- EXERCISE DESCRIPTION -
In the entries below, find the lines with the word "Exterior" and copy them.

- Data records -

● ● ● ● ●

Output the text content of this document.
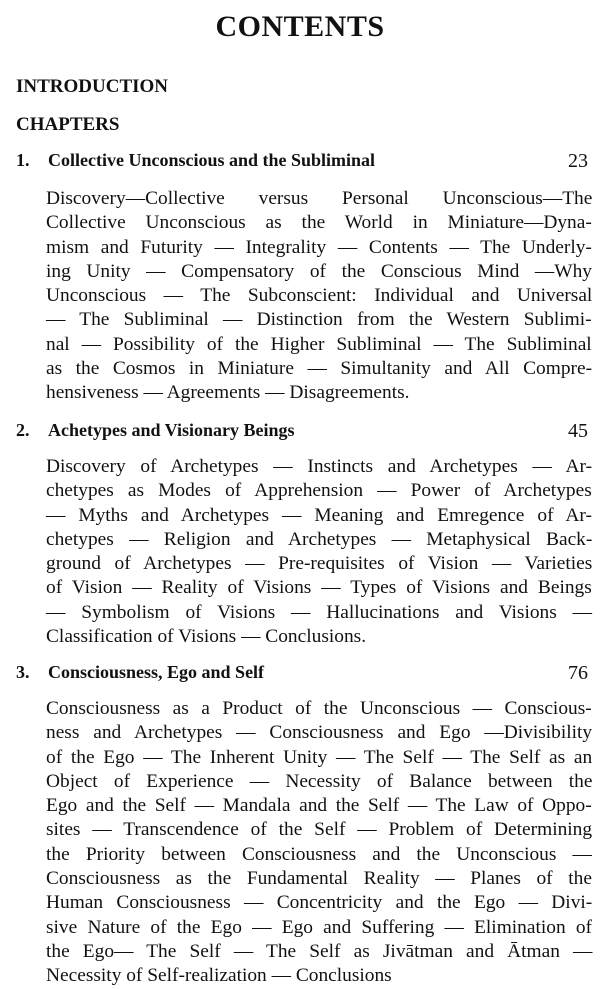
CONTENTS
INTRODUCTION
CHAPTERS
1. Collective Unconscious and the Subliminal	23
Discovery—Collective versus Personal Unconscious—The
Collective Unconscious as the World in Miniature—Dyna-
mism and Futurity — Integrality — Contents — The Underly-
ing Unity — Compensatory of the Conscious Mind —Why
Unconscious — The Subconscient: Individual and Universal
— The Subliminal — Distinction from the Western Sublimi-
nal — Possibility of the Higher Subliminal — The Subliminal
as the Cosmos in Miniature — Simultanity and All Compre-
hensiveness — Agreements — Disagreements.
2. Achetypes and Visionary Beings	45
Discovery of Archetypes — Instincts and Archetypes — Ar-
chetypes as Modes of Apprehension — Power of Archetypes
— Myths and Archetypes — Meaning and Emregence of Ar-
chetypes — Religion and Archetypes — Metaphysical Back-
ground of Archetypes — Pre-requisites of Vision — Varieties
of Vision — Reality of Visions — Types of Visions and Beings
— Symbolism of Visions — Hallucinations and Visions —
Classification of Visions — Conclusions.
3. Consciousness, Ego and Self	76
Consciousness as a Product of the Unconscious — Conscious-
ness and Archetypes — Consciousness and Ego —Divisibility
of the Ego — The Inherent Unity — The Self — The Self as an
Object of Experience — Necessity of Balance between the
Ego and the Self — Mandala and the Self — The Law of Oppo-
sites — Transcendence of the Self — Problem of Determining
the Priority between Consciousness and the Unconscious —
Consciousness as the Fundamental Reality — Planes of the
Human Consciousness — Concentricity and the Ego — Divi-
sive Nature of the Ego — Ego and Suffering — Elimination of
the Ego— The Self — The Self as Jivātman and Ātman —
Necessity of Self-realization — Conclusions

● ● ● ● ●

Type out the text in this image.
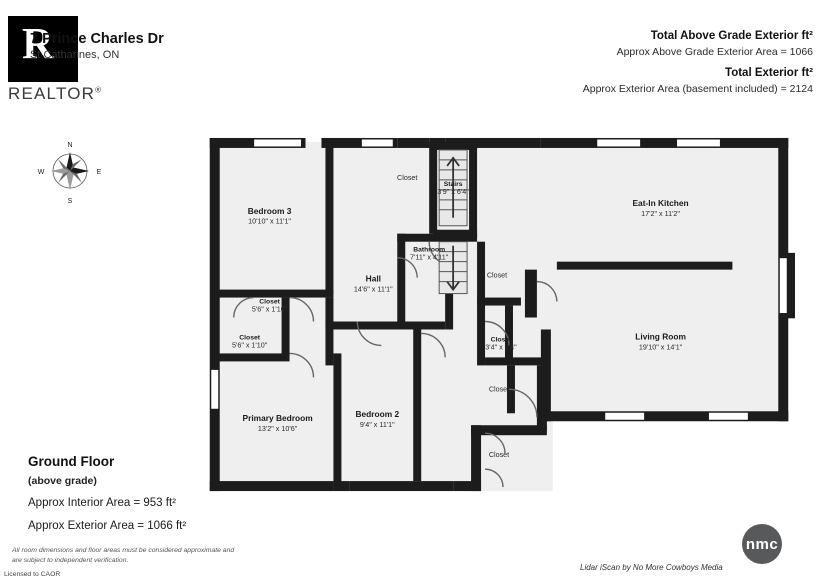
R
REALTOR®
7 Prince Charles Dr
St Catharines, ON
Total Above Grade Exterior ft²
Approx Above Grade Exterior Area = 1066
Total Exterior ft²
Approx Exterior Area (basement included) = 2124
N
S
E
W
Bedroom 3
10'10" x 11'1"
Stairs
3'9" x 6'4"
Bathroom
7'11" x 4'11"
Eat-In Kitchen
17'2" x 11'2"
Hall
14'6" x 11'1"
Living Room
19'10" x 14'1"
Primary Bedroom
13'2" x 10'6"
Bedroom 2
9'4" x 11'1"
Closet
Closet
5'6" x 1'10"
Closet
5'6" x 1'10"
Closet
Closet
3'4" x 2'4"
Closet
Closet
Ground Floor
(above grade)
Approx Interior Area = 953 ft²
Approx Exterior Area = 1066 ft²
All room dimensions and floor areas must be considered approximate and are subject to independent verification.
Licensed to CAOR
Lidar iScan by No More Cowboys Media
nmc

● ● ● ● ●

- COMPLETE OUTPUT -
Total Above Grade Exterior ft²
Approx Above Grade Exterior Area = 1066
Total Exterior ft²
Approx Exterior Area (basement included) = 2124
Approx Exterior Area = 1066 ft²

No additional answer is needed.